- [DIRECTIONS FOR THIS TASK]:
Work out how many lines contain "improve". Reply with the count alone.

(Collected data entries)
───

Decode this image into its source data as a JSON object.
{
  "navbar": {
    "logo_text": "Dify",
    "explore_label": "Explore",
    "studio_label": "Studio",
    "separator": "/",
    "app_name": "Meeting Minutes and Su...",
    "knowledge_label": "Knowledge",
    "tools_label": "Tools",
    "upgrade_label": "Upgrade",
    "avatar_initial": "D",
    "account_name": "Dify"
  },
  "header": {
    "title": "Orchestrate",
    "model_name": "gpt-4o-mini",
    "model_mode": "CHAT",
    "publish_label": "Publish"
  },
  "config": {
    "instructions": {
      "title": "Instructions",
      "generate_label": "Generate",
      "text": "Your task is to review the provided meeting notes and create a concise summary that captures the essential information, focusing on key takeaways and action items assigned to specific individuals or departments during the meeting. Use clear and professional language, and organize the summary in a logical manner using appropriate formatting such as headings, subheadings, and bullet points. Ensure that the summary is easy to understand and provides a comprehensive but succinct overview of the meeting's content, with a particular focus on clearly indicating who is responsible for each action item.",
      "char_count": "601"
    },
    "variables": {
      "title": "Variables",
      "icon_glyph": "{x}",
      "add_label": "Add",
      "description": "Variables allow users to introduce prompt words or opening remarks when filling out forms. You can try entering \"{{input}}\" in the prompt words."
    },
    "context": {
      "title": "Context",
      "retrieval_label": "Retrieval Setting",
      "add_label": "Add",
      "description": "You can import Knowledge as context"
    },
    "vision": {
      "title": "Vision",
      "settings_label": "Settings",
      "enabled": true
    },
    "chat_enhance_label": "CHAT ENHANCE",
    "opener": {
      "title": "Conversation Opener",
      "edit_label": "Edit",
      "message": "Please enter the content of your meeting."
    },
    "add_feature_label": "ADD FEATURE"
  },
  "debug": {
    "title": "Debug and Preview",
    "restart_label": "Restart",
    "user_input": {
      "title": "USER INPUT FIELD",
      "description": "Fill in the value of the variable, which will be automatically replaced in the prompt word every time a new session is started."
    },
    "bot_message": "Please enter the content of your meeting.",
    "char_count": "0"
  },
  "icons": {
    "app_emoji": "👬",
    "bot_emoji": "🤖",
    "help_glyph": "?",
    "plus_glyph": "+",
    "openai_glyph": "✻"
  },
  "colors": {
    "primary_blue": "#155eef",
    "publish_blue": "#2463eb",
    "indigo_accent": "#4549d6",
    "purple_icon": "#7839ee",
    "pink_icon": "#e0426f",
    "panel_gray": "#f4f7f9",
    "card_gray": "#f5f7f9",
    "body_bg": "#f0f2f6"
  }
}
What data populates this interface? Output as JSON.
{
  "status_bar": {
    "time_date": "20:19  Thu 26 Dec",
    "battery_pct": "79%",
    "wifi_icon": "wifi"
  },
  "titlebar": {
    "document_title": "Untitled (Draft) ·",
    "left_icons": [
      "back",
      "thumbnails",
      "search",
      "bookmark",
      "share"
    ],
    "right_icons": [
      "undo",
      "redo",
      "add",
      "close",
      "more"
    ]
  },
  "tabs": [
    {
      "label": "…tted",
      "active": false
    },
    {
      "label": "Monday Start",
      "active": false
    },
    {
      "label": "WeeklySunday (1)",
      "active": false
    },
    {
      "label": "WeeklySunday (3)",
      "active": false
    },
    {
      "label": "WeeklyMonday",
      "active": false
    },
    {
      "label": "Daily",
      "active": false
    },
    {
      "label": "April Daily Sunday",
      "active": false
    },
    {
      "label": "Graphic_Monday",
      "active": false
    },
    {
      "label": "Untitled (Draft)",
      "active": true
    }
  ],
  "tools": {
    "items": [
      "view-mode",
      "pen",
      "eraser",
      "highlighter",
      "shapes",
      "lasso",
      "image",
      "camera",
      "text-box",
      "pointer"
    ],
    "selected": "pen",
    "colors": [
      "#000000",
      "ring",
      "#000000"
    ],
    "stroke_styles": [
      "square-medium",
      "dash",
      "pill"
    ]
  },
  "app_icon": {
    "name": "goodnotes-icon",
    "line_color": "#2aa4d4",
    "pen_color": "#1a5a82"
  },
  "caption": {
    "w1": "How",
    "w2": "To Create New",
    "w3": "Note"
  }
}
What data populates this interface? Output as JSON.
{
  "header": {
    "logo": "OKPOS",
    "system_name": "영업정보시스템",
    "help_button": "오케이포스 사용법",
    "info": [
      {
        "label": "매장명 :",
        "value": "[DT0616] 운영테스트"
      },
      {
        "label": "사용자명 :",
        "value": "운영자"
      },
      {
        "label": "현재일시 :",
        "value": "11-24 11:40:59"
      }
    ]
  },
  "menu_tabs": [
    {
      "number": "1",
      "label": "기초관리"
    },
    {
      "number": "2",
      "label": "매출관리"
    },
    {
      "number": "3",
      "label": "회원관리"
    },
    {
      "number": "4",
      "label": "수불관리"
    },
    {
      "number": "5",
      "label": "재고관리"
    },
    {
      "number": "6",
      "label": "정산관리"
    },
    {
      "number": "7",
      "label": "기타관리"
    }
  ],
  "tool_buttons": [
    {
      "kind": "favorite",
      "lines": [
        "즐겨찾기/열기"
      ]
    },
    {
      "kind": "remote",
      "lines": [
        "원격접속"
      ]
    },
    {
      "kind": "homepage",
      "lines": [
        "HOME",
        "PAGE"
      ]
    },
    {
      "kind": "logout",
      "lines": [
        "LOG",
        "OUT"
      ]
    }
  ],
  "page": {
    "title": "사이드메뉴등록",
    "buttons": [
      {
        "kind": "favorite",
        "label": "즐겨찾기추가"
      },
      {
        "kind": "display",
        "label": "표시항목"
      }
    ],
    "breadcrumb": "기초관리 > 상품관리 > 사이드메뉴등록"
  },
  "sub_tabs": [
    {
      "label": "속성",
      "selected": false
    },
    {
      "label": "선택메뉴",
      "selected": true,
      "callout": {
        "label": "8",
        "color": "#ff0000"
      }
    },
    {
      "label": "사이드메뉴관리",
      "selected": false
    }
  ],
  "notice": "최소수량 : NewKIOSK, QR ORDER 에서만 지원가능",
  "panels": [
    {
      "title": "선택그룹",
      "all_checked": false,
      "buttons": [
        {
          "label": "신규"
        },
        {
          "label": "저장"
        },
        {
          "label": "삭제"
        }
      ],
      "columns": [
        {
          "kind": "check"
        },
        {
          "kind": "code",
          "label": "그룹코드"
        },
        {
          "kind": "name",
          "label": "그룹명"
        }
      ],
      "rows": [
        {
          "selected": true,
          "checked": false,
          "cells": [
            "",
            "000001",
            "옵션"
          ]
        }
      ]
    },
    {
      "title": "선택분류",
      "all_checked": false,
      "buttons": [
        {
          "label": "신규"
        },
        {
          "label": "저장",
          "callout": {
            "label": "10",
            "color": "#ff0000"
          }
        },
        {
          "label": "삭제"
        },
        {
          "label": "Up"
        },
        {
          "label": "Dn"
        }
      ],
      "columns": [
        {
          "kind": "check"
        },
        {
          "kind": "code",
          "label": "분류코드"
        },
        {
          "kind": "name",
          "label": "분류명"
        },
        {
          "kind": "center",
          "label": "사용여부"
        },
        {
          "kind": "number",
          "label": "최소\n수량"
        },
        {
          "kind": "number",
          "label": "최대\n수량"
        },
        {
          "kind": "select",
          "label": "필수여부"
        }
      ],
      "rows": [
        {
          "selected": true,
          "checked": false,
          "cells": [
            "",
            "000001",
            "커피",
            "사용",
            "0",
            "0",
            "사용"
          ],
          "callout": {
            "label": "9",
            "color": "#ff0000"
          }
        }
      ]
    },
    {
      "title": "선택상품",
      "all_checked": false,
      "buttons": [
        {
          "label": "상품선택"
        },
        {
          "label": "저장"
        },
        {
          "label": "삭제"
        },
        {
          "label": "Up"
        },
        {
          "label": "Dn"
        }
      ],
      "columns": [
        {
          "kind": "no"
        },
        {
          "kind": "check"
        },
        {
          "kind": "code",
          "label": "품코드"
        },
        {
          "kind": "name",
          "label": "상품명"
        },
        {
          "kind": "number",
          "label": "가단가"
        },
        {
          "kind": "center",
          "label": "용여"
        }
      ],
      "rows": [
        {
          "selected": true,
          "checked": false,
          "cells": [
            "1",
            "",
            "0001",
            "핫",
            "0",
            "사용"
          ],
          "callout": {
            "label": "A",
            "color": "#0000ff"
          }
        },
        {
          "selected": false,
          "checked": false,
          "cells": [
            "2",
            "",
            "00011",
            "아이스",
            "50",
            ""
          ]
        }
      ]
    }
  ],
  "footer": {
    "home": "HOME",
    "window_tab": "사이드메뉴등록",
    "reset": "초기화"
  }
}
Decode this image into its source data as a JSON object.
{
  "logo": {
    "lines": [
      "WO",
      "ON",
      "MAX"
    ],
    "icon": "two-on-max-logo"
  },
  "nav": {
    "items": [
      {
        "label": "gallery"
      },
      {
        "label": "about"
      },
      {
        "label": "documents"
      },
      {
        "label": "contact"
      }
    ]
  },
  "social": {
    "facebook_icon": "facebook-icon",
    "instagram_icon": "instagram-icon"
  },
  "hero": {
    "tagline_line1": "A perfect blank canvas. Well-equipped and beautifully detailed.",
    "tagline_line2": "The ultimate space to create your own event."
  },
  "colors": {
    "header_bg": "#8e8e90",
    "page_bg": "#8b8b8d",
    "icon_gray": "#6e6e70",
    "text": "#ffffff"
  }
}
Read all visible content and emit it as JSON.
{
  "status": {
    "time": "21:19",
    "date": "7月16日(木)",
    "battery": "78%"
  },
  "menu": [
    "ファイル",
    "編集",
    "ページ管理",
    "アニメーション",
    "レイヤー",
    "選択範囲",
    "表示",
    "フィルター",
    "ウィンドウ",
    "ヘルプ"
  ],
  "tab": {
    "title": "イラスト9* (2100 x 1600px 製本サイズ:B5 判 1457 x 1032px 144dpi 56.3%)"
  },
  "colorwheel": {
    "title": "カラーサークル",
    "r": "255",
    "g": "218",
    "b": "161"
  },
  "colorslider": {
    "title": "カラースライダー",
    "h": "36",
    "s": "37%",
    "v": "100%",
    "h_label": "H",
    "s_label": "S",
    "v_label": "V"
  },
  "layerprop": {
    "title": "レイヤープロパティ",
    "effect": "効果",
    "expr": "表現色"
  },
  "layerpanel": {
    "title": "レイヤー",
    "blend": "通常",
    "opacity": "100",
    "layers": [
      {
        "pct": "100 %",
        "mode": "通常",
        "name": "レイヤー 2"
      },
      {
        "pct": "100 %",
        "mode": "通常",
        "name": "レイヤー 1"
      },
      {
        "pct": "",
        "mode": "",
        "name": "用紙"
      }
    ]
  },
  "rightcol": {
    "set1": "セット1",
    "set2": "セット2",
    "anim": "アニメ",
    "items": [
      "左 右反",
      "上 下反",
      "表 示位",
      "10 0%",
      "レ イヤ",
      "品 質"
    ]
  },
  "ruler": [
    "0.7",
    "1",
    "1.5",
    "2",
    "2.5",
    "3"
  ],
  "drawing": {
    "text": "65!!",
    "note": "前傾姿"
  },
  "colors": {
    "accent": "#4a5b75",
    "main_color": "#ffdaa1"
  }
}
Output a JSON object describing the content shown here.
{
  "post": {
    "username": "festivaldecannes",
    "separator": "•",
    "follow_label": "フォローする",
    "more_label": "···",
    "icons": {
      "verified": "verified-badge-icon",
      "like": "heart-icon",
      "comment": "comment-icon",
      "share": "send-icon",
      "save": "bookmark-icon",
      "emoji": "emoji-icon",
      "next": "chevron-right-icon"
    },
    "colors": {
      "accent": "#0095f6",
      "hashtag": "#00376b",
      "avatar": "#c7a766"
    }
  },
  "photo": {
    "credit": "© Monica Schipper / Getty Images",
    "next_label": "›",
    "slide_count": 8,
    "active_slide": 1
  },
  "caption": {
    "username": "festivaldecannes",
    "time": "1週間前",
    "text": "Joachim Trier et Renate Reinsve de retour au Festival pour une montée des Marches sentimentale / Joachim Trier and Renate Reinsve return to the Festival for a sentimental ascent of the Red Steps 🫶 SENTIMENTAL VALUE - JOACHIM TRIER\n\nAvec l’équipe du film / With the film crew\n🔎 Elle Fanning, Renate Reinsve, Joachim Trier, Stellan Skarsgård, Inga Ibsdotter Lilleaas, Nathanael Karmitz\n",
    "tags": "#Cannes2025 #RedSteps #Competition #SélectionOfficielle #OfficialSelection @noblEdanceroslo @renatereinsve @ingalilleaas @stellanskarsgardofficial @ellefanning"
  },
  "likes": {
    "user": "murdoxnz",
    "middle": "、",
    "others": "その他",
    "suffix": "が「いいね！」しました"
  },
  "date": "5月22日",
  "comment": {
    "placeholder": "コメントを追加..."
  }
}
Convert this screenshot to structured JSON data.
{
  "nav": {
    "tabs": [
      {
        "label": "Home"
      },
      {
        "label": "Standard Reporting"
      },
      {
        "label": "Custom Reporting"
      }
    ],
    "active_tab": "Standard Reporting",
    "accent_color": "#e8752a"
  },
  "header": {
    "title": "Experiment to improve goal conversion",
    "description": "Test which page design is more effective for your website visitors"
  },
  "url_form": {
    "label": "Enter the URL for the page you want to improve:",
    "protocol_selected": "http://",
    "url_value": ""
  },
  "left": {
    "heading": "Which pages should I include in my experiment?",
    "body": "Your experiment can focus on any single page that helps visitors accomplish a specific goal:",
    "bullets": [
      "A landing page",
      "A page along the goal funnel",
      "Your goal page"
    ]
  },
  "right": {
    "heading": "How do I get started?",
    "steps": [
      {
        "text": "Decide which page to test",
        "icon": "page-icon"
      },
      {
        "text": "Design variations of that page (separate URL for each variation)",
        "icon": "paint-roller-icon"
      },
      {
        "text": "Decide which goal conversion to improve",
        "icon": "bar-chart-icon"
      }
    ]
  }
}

───

- [WORKED ANSWER]:
3